══ DATA TO PROCESS ══
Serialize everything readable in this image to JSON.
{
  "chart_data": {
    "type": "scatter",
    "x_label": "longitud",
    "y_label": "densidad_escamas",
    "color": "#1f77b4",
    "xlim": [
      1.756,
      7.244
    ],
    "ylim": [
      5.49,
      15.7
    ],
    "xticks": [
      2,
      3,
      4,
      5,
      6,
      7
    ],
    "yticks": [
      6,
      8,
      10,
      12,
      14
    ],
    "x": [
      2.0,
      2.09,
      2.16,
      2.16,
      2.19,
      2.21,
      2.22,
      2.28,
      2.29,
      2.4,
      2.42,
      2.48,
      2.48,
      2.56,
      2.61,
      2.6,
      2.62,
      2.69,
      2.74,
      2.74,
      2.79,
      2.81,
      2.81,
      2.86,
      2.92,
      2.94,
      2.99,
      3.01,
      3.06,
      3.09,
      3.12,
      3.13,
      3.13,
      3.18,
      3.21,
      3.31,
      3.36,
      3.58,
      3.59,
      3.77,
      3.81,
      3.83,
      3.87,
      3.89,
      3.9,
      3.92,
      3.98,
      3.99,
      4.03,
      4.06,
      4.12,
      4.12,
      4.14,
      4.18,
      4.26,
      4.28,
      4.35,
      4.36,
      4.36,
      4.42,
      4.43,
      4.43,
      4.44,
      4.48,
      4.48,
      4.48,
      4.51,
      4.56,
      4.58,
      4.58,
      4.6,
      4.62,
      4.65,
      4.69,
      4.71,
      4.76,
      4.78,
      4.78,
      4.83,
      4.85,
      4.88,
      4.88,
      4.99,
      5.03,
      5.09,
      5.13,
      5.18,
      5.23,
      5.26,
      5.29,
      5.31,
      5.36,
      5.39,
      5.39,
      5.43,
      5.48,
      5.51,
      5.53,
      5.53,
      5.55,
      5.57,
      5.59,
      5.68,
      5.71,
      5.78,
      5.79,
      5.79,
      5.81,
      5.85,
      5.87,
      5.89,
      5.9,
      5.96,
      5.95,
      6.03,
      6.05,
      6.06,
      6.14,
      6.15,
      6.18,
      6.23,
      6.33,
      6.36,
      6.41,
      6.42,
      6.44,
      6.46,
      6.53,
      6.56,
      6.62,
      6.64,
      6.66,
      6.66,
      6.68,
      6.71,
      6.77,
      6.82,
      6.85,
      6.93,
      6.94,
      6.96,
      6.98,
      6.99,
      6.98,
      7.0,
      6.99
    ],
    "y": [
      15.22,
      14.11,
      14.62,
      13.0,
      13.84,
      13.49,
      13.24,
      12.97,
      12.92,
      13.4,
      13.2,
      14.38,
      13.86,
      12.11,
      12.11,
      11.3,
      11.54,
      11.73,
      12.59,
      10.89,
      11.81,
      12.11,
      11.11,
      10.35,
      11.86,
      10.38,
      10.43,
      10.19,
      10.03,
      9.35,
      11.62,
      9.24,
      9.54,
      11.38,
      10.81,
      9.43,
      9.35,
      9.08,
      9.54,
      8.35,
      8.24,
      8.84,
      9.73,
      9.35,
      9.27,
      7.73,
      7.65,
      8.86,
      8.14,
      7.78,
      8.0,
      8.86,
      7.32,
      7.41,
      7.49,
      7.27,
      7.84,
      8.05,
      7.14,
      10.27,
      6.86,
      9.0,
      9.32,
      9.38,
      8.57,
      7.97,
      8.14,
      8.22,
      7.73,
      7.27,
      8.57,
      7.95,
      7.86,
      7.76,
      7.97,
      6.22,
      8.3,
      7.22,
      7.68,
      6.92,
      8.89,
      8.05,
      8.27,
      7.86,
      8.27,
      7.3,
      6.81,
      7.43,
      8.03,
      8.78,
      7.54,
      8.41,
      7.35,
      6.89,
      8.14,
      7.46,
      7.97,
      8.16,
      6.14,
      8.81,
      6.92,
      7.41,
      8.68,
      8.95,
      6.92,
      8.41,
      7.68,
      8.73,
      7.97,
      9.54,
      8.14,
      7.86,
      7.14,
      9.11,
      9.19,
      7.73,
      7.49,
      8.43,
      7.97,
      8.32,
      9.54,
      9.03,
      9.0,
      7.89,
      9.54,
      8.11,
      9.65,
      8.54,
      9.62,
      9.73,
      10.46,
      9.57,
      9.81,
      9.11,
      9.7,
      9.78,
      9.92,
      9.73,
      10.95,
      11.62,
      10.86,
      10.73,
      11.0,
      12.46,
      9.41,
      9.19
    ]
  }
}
═══
Write out every record verbatim.

Serialize everything readable in this image to JSON.
{
  "chart_data": {
    "type": "scatter",
    "x_label": "longitud",
    "y_label": "densidad_escamas",
    "color": "#1f77b4",
    "xlim": [
      1.756,
      7.244
    ],
    "ylim": [
      5.49,
      15.7
    ],
    "xticks": [
      2,
      3,
      4,
      5,
      6,
      7
    ],
    "yticks": [
      6,
      8,
      10,
      12,
      14
    ],
    "x": [
      2.0,
      2.09,
      2.16,
      2.16,
      2.19,
      2.21,
      2.22,
      2.28,
      2.29,
      2.4,
      2.42,
      2.48,
      2.48,
      2.56,
      2.61,
      2.6,
      2.62,
      2.69,
      2.74,
      2.74,
      2.79,
      2.81,
      2.81,
      2.86,
      2.92,
      2.94,
      2.99,
      3.01,
      3.06,
      3.09,
      3.12,
      3.13,
      3.13,
      3.18,
      3.21,
      3.31,
      3.36,
      3.58,
      3.59,
      3.77,
      3.81,
      3.83,
      3.87,
      3.89,
      3.9,
      3.92,
      3.98,
      3.99,
      4.03,
      4.06,
      4.12,
      4.12,
      4.14,
      4.18,
      4.26,
      4.28,
      4.35,
      4.36,
      4.36,
      4.42,
      4.43,
      4.43,
      4.44,
      4.48,
      4.48,
      4.48,
      4.51,
      4.56,
      4.58,
      4.58,
      4.6,
      4.62,
      4.65,
      4.69,
      4.71,
      4.76,
      4.78,
      4.78,
      4.83,
      4.85,
      4.88,
      4.88,
      4.99,
      5.03,
      5.09,
      5.13,
      5.18,
      5.23,
      5.26,
      5.29,
      5.31,
      5.36,
      5.39,
      5.39,
      5.43,
      5.48,
      5.51,
      5.53,
      5.53,
      5.55,
      5.57,
      5.59,
      5.68,
      5.71,
      5.78,
      5.79,
      5.79,
      5.81,
      5.85,
      5.87,
      5.89,
      5.9,
      5.96,
      5.95,
      6.03,
      6.05,
      6.06,
      6.14,
      6.15,
      6.18,
      6.23,
      6.33,
      6.36,
      6.41,
      6.42,
      6.44,
      6.46,
      6.53,
      6.56,
      6.62,
      6.64,
      6.66,
      6.66,
      6.68,
      6.71,
      6.77,
      6.82,
      6.85,
      6.93,
      6.94,
      6.96,
      6.98,
      6.99,
      6.98,
      7.0,
      6.99
    ],
    "y": [
      15.22,
      14.11,
      14.62,
      13.0,
      13.84,
      13.49,
      13.24,
      12.97,
      12.92,
      13.4,
      13.2,
      14.38,
      13.86,
      12.11,
      12.11,
      11.3,
      11.54,
      11.73,
      12.59,
      10.89,
      11.81,
      12.11,
      11.11,
      10.35,
      11.86,
      10.38,
      10.43,
      10.19,
      10.03,
      9.35,
      11.62,
      9.24,
      9.54,
      11.38,
      10.81,
      9.43,
      9.35,
      9.08,
      9.54,
      8.35,
      8.24,
      8.84,
      9.73,
      9.35,
      9.27,
      7.73,
      7.65,
      8.86,
      8.14,
      7.78,
      8.0,
      8.86,
      7.32,
      7.41,
      7.49,
      7.27,
      7.84,
      8.05,
      7.14,
      10.27,
      6.86,
      9.0,
      9.32,
      9.38,
      8.57,
      7.97,
      8.14,
      8.22,
      7.73,
      7.27,
      8.57,
      7.95,
      7.86,
      7.76,
      7.97,
      6.22,
      8.3,
      7.22,
      7.68,
      6.92,
      8.89,
      8.05,
      8.27,
      7.86,
      8.27,
      7.3,
      6.81,
      7.43,
      8.03,
      8.78,
      7.54,
      8.41,
      7.35,
      6.89,
      8.14,
      7.46,
      7.97,
      8.16,
      6.14,
      8.81,
      6.92,
      7.41,
      8.68,
      8.95,
      6.92,
      8.41,
      7.68,
      8.73,
      7.97,
      9.54,
      8.14,
      7.86,
      7.14,
      9.11,
      9.19,
      7.73,
      7.49,
      8.43,
      7.97,
      8.32,
      9.54,
      9.03,
      9.0,
      7.89,
      9.54,
      8.11,
      9.65,
      8.54,
      9.62,
      9.73,
      10.46,
      9.57,
      9.81,
      9.11,
      9.7,
      9.78,
      9.92,
      9.73,
      10.95,
      11.62,
      10.86,
      10.73,
      11.0,
      12.46,
      9.41,
      9.19
    ]
  }
}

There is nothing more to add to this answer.